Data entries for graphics
* Begin *

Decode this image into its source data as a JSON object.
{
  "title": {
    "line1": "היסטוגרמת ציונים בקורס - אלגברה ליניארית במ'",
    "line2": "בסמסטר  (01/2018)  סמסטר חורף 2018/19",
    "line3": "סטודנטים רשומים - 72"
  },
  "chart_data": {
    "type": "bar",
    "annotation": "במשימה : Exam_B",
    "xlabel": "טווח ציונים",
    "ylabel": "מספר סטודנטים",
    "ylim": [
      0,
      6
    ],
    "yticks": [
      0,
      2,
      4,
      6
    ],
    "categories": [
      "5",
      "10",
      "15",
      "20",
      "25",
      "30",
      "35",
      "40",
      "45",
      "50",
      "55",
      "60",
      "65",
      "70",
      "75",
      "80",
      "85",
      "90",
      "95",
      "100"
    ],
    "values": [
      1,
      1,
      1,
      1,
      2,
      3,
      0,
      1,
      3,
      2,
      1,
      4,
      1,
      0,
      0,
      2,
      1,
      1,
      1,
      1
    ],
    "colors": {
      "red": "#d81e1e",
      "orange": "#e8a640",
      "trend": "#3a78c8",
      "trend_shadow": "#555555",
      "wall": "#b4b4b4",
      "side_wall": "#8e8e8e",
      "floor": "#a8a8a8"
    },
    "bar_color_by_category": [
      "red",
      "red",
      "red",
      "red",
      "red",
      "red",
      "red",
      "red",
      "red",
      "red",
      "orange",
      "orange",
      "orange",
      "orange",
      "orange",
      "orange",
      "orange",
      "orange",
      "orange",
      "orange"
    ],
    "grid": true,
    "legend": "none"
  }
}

* End *

§ WORK TO DO
Return the listing above in its exact form.

§ RESPONSE TO THIS EXERCISE
Decode this image into its source data as a JSON object.
{
  "title": {
    "line1": "היסטוגרמת ציונים בקורס - אלגברה ליניארית במ'",
    "line2": "בסמסטר  (01/2018)  סמסטר חורף 2018/19",
    "line3": "סטודנטים רשומים - 72"
  },
  "chart_data": {
    "type": "bar",
    "annotation": "במשימה : Exam_B",
    "xlabel": "טווח ציונים",
    "ylabel": "מספר סטודנטים",
    "ylim": [
      0,
      6
    ],
    "yticks": [
      0,
      2,
      4,
      6
    ],
    "categories": [
      "5",
      "10",
      "15",
      "20",
      "25",
      "30",
      "35",
      "40",
      "45",
      "50",
      "55",
      "60",
      "65",
      "70",
      "75",
      "80",
      "85",
      "90",
      "95",
      "100"
    ],
    "values": [
      1,
      1,
      1,
      1,
      2,
      3,
      0,
      1,
      3,
      2,
      1,
      4,
      1,
      0,
      0,
      2,
      1,
      1,
      1,
      1
    ],
    "colors": {
      "red": "#d81e1e",
      "orange": "#e8a640",
      "trend": "#3a78c8",
      "trend_shadow": "#555555",
      "wall": "#b4b4b4",
      "side_wall": "#8e8e8e",
      "floor": "#a8a8a8"
    },
    "bar_color_by_category": [
      "red",
      "red",
      "red",
      "red",
      "red",
      "red",
      "red",
      "red",
      "red",
      "red",
      "orange",
      "orange",
      "orange",
      "orange",
      "orange",
      "orange",
      "orange",
      "orange",
      "orange",
      "orange"
    ],
    "grid": true,
    "legend": "none"
  }
}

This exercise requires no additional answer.